■ Stated task ■
Out of the lines in this data, how many include "Score"? Give the number and nothing else.

■ Records for the exercise ■
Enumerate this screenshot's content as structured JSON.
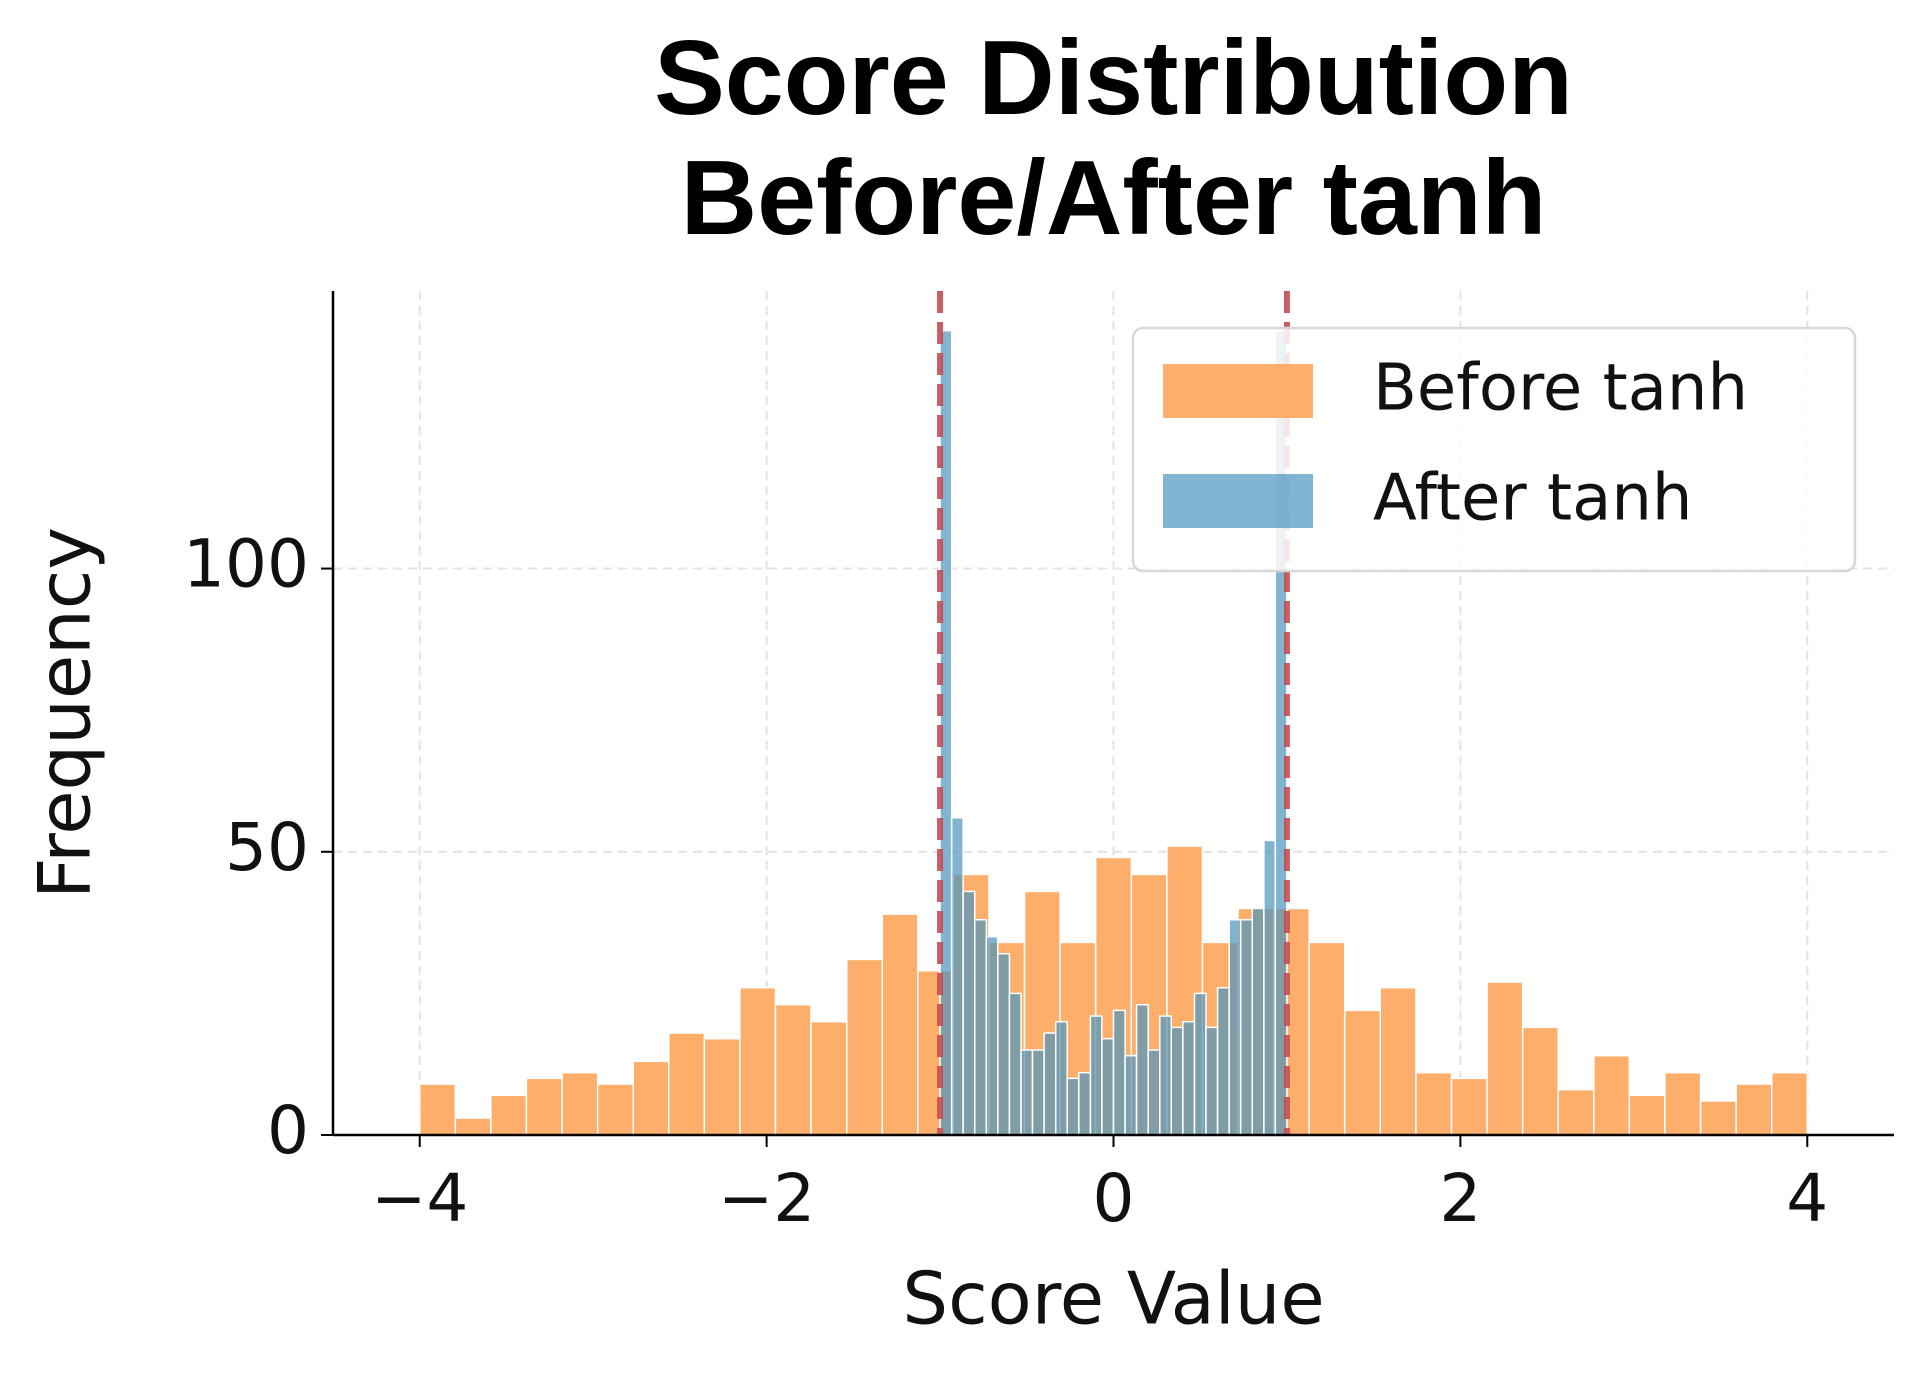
{
  "chart_data": {
    "type": "histogram",
    "title": "Score Distribution\nBefore/After tanh",
    "x_label": "Score Value",
    "y_label": "Frequency",
    "xlim": [
      -4.5,
      4.5
    ],
    "ylim": [
      0,
      149
    ],
    "xticks": [
      {
        "value": -4,
        "label": "−4"
      },
      {
        "value": -2,
        "label": "−2"
      },
      0,
      2,
      4
    ],
    "yticks": [
      0,
      50,
      100
    ],
    "grid": true,
    "legend": "upper right",
    "vlines": [
      -1,
      1
    ],
    "vline_color": "#c44e52",
    "series": [
      {
        "name": "Before tanh",
        "color": "#fdae6b",
        "bins": [
          -4,
          -3.795,
          -3.59,
          -3.385,
          -3.179,
          -2.974,
          -2.769,
          -2.564,
          -2.359,
          -2.154,
          -1.949,
          -1.744,
          -1.538,
          -1.333,
          -1.128,
          -0.923,
          -0.718,
          -0.513,
          -0.308,
          -0.103,
          0.103,
          0.308,
          0.513,
          0.718,
          0.923,
          1.128,
          1.333,
          1.538,
          1.744,
          1.949,
          2.154,
          2.359,
          2.564,
          2.769,
          2.974,
          3.179,
          3.385,
          3.59,
          3.795,
          4
        ],
        "values": [
          9,
          3,
          7,
          10,
          11,
          9,
          13,
          18,
          17,
          26,
          23,
          20,
          31,
          39,
          29,
          46,
          34,
          43,
          34,
          49,
          46,
          51,
          34,
          40,
          40,
          34,
          22,
          26,
          11,
          10,
          27,
          19,
          8,
          14,
          7,
          11,
          6,
          9,
          11
        ]
      },
      {
        "name": "After tanh",
        "color": "#4a94bd",
        "bins": [
          -1,
          -0.933,
          -0.867,
          -0.8,
          -0.733,
          -0.667,
          -0.6,
          -0.533,
          -0.467,
          -0.4,
          -0.333,
          -0.267,
          -0.2,
          -0.133,
          -0.067,
          0,
          0.067,
          0.133,
          0.2,
          0.267,
          0.333,
          0.4,
          0.467,
          0.533,
          0.6,
          0.667,
          0.733,
          0.8,
          0.867,
          0.933,
          1
        ],
        "values": [
          142,
          56,
          43,
          38,
          35,
          32,
          25,
          15,
          15,
          18,
          20,
          10,
          11,
          21,
          17,
          22,
          14,
          23,
          15,
          21,
          19,
          20,
          25,
          19,
          26,
          38,
          38,
          40,
          52,
          142
        ]
      }
    ]
  }
}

■ Expected answer ■
2